_Task to carry out_:
Find the lines that hold the word "dalam" and return them.

_The records_:
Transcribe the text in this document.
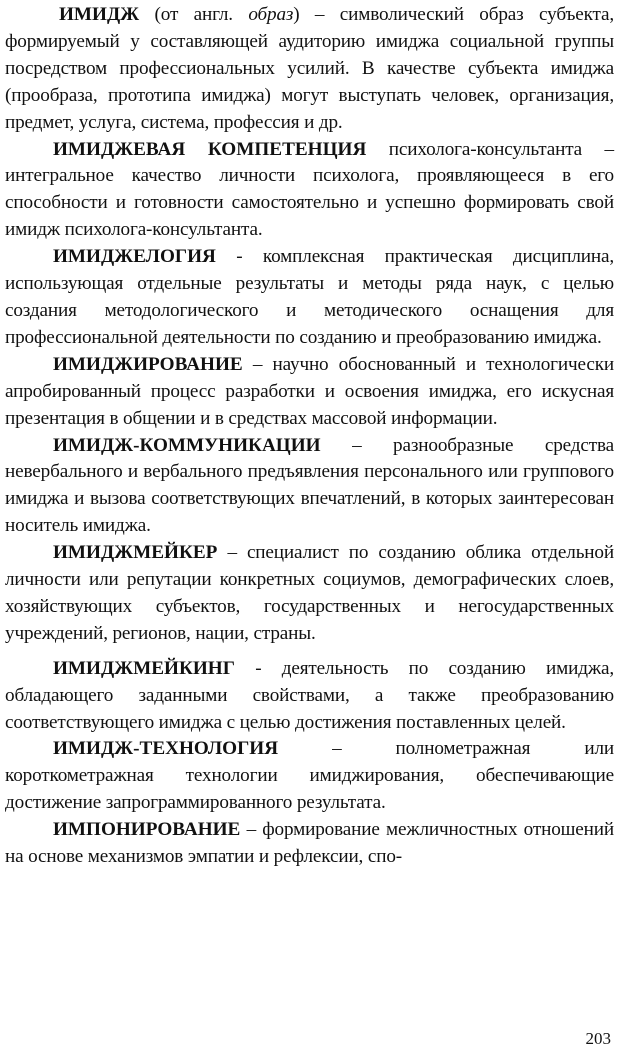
ИМИДЖ (от англ. образ) – символический образ субъекта, формируемый у составляющей аудиторию имиджа социальной группы посредством профессиональных усилий. В качестве субъекта имиджа (прообраза, прототипа имиджа) могут выступать человек, организация, предмет, услуга, система, профессия и др.

ИМИДЖЕВАЯ КОМПЕТЕНЦИЯ психолога-консультанта – интегральное качество личности психолога, проявляющееся в его способности и готовности самостоятельно и успешно формировать свой имидж психолога-консультанта.

ИМИДЖЕЛОГИЯ - комплексная практическая дисциплина, использующая отдельные результаты и методы ряда наук, с целью создания методологического и методического оснащения для профессиональной деятельности по созданию и преобразованию имиджа.

ИМИДЖИРОВАНИЕ – научно обоснованный и технологически апробированный процесс разработки и освоения имиджа, его искусная презентация в общении и в средствах массовой информации.

ИМИДЖ-КОММУНИКАЦИИ – разнообразные средства невербального и вербального предъявления персонального или группового имиджа и вызова соответствующих впечатлений, в которых заинтересован носитель имиджа.

ИМИДЖМЕЙКЕР – специалист по созданию облика отдельной личности или репутации конкретных социумов, демографических слоев, хозяйствующих субъектов, государственных и негосударственных учреждений, регионов, нации, страны.

ИМИДЖМЕЙКИНГ - деятельность по созданию имиджа, обладающего заданными свойствами, а также преобразованию соответствующего имиджа с целью достижения поставленных целей.

ИМИДЖ-ТЕХНОЛОГИЯ – полнометражная или короткометражная технологии имиджирования, обеспечивающие достижение запрограммированного результата.

ИМПОНИРОВАНИЕ – формирование межличностных отношений на основе механизмов эмпатии и рефлексии, спо-

203
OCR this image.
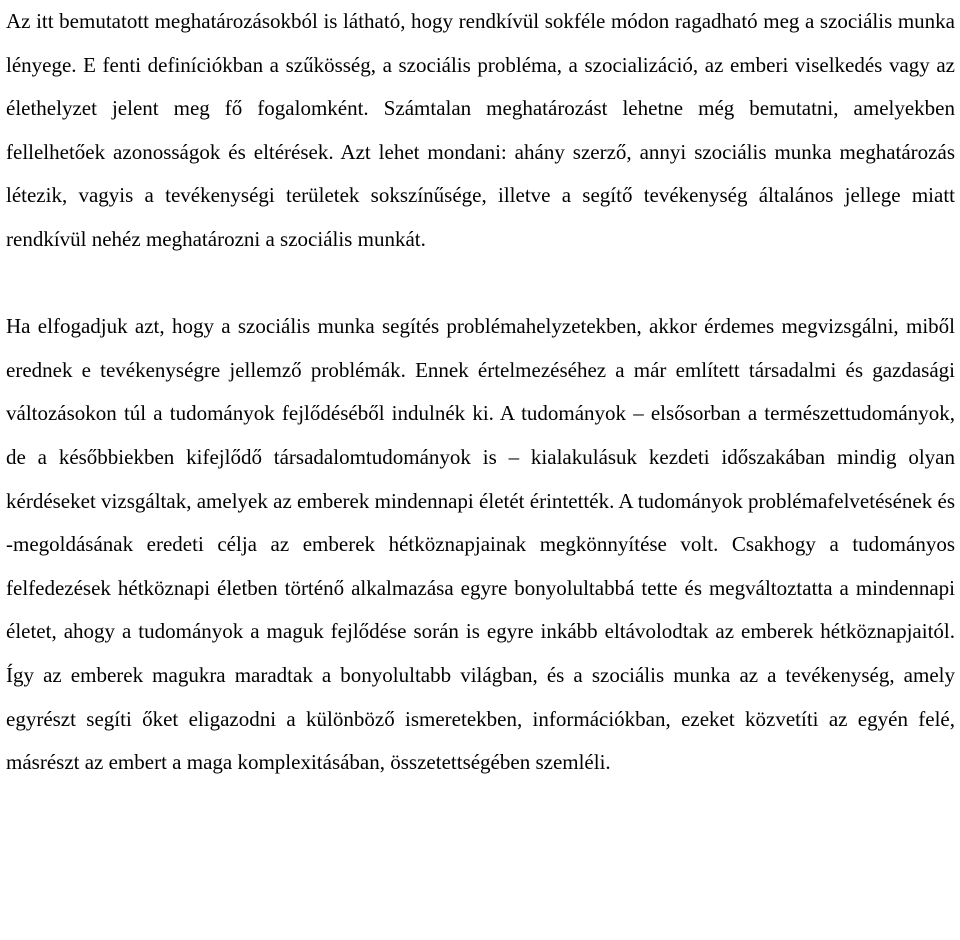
Az itt bemutatott meghatározásokból is látható, hogy rendkívül sokféle módon ragadható meg a szociális munka lényege. E fenti definíciókban a szűkösség, a szociális probléma, a szocializáció, az emberi viselkedés vagy az élethelyzet jelent meg fő fogalomként. Számtalan meghatározást lehetne még bemutatni, amelyekben fellelhetőek azonosságok és eltérések. Azt lehet mondani: ahány szerző, annyi szociális munka meghatározás létezik, vagyis a tevékenységi területek sokszínűsége, illetve a segítő tevékenység általános jellege miatt rendkívül nehéz meghatározni a szociális munkát.

Ha elfogadjuk azt, hogy a szociális munka segítés problémahelyzetekben, akkor érdemes megvizsgálni, miből erednek e tevékenységre jellemző problémák. Ennek értelmezéséhez a már említett társadalmi és gazdasági változásokon túl a tudományok fejlődéséből indulnék ki. A tudományok – elsősorban a természettudományok, de a későbbiekben kifejlődő társadalomtudományok is – kialakulásuk kezdeti időszakában mindig olyan kérdéseket vizsgáltak, amelyek az emberek mindennapi életét érintették. A tudományok problémafelvetésének és -megoldásának eredeti célja az emberek hétköznapjainak megkönnyítése volt. Csakhogy a tudományos felfedezések hétköznapi életben történő alkalmazása egyre bonyolultabbá tette és megváltoztatta a mindennapi életet, ahogy a tudományok a maguk fejlődése során is egyre inkább eltávolodtak az emberek hétköznapjaitól. Így az emberek magukra maradtak a bonyolultabb világban, és a szociális munka az a tevékenység, amely egyrészt segíti őket eligazodni a különböző ismeretekben, információkban, ezeket közvetíti az egyén felé, másrészt az embert a maga komplexitásában, összetettségében szemléli.
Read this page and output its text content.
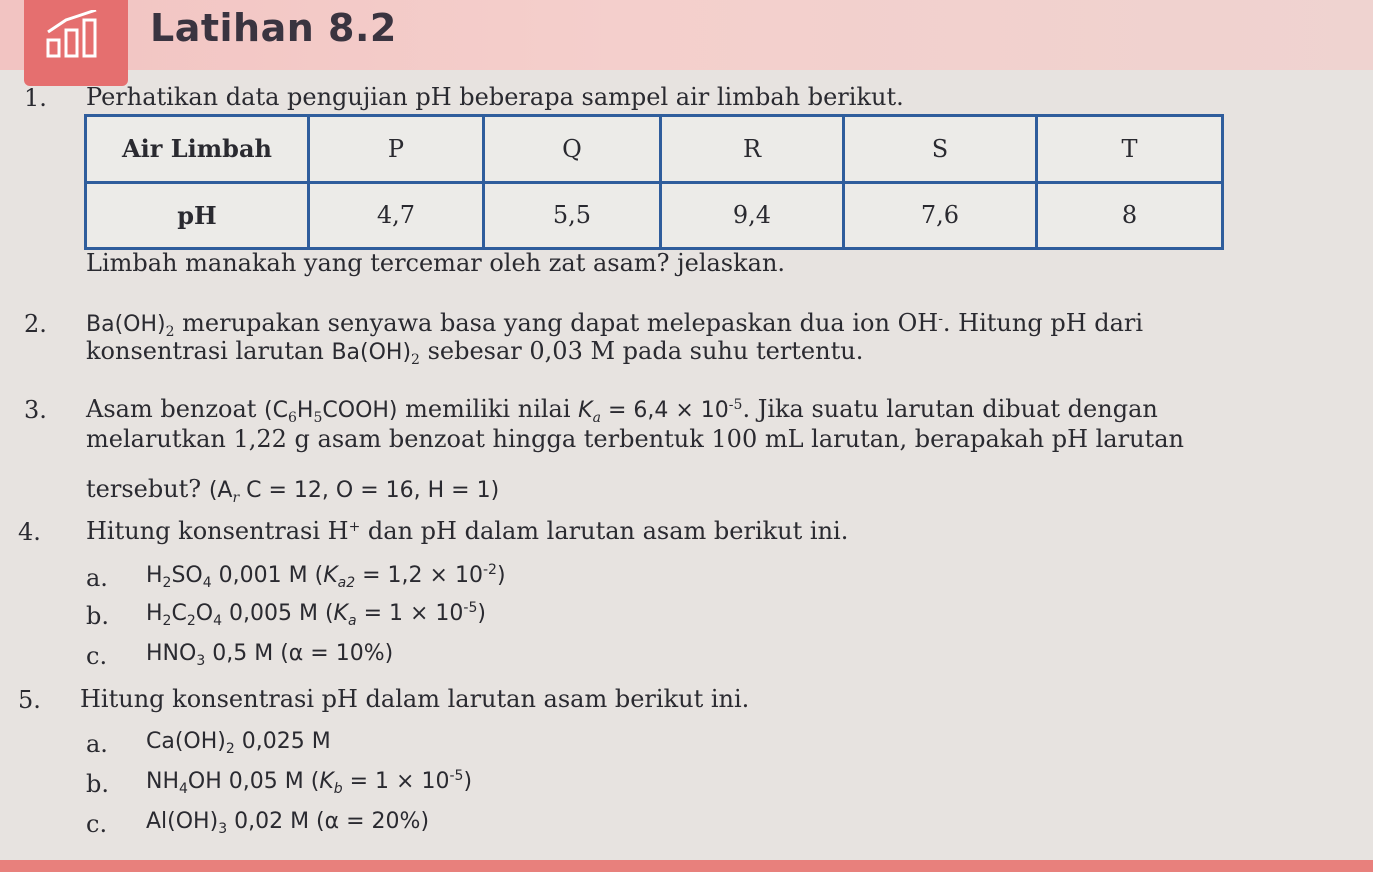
Latihan 8.2
1. Perhatikan data pengujian pH beberapa sampel air limbah berikut.
Air Limbah	P	Q	R	S	T
pH	4,7	5,5	9,4	7,6	8
Limbah manakah yang tercemar oleh zat asam? jelaskan.
2. $Ba(OH)_2$ merupakan senyawa basa yang dapat melepaskan dua ion OH-. Hitung pH dari
konsentrasi larutan $Ba(OH)_2$ sebesar 0,03 M pada suhu tertentu.
3. Asam benzoat $(C_6H_5COOH)$ memiliki nilai $K_a = 6,4 \times 10^{-5}$. Jika suatu larutan dibuat dengan
melarutkan 1,22 g asam benzoat hingga terbentuk 100 mL larutan, berapakah pH larutan
tersebut? ($A_r$ C = 12, O = 16, H = 1)
4. Hitung konsentrasi H+ dan pH dalam larutan asam berikut ini.
a. $H_2SO_4$ 0,001 M $(K_{a2} = 1,2 \times 10^{-2})$
b. $H_2C_2O_4$ 0,005 M $(K_a = 1 \times 10^{-5})$
c. $HNO_3$ 0,5 M (α = 10%)
5. Hitung konsentrasi pH dalam larutan asam berikut ini.
a. $Ca(OH)_2$ 0,025 M
b. $NH_4OH$ 0,05 M $(K_b = 1 \times 10^{-5})$
c. $Al(OH)_3$ 0,02 M (α = 20%)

_Correct result_:
4. Hitung konsentrasi H+ dan pH dalam larutan asam berikut ini.
5. Hitung konsentrasi pH dalam larutan asam berikut ini.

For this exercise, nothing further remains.